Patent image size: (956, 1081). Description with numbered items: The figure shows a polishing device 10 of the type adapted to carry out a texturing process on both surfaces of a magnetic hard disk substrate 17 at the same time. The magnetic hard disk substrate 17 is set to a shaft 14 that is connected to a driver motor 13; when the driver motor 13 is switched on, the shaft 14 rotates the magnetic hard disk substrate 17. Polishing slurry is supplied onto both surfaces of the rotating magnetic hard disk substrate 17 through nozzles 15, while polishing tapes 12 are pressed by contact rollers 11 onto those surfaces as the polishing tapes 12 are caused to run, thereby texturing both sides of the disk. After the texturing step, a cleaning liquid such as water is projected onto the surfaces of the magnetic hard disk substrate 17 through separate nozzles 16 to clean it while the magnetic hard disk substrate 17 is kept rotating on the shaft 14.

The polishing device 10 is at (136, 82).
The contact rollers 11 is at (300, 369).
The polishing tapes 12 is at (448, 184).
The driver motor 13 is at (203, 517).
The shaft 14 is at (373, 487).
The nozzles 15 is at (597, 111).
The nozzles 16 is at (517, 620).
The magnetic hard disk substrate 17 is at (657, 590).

__________

• [THE PROBLEM]: Please format all the data above as a numbered list, one line per item, with any blank lines omitted.

• [ANSWER FOR THE TASK]:
1. Patent image size: (956, 1081). Description with numbered items: The figure shows a polishing device 10 of the type adapted to carry out a texturing process on both surfaces of a magnetic hard disk substrate 17 at the same time. The magnetic hard disk substrate 17 is set to a shaft 14 that is connected to a driver motor 13; when the driver motor 13 is switched on, the shaft 14 rotates the magnetic hard disk substrate 17. Polishing slurry is supplied onto both surfaces of the rotating magnetic hard disk substrate 17 through nozzles 15, while polishing tapes 12 are pressed by contact rollers 11 onto those surfaces as the polishing tapes 12 are caused to run, thereby texturing both sides of the disk. After the texturing step, a cleaning liquid such as water is projected onto the surfaces of the magnetic hard disk substrate 17 through separate nozzles 16 to clean it while the magnetic hard disk substrate 17 is kept rotating on the shaft 14.
2. The polishing device 10 is at (136, 82).
3. The contact rollers 11 is at (300, 369).
4. The polishing tapes 12 is at (448, 184).
5. The driver motor 13 is at (203, 517).
6. The shaft 14 is at (373, 487).
7. The nozzles 15 is at (597, 111).
8. The nozzles 16 is at (517, 620).
9. The magnetic hard disk substrate 17 is at (657, 590).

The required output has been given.